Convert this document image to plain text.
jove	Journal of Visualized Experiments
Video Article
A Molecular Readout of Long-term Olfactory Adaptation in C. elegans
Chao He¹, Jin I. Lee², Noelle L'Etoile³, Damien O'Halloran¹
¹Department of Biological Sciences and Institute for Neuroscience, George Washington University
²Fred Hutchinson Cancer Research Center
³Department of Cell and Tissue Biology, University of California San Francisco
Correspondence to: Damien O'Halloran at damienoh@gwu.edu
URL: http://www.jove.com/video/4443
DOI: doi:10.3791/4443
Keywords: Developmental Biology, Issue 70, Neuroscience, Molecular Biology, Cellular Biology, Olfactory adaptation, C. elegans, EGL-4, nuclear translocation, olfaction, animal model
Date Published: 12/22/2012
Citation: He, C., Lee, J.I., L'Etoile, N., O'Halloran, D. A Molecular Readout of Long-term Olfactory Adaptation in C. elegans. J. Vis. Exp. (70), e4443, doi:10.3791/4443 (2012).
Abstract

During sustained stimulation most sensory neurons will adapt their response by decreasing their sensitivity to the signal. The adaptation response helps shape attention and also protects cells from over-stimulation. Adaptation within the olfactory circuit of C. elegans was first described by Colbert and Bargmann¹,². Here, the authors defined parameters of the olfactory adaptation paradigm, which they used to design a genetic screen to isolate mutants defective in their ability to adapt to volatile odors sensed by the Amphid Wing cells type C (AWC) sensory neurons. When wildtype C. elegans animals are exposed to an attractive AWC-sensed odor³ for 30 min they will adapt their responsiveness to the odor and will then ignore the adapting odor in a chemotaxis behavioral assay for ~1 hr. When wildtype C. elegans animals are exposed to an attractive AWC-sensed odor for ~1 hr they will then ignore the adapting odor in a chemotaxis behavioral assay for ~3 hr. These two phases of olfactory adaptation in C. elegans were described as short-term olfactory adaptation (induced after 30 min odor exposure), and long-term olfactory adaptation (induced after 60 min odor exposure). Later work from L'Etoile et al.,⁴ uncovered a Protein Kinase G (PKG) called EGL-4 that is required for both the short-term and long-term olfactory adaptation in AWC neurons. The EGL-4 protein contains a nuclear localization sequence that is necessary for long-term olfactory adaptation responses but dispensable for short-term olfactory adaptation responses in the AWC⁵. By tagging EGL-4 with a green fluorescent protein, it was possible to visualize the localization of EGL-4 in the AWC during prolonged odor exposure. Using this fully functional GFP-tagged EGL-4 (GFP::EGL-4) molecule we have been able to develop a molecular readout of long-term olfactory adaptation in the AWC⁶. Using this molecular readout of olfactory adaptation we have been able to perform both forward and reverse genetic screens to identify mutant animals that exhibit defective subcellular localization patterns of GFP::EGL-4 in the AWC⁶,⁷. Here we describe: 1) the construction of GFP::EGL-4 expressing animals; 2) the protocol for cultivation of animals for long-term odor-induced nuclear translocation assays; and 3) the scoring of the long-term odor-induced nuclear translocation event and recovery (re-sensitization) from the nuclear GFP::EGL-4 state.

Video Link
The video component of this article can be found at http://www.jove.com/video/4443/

...

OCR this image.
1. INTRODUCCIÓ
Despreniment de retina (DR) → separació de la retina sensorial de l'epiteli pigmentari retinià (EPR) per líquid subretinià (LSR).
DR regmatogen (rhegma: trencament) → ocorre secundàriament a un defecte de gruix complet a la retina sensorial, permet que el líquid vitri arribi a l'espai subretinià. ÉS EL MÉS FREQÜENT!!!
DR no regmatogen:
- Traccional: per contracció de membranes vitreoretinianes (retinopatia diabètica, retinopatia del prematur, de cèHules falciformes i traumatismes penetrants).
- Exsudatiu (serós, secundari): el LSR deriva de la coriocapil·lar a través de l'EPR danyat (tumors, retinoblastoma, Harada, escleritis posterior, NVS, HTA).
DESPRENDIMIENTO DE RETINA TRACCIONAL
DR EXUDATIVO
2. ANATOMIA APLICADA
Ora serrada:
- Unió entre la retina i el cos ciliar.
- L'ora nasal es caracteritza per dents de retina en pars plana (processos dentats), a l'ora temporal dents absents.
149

- Aim of the exercise -
Read each line of the material, and wherever the word "University" turns up, copy that line.

- Answer below -
¹Department of Biological Sciences and Institute for Neuroscience, George Washington University
³Department of Cell and Tissue Biology, University of California San Francisco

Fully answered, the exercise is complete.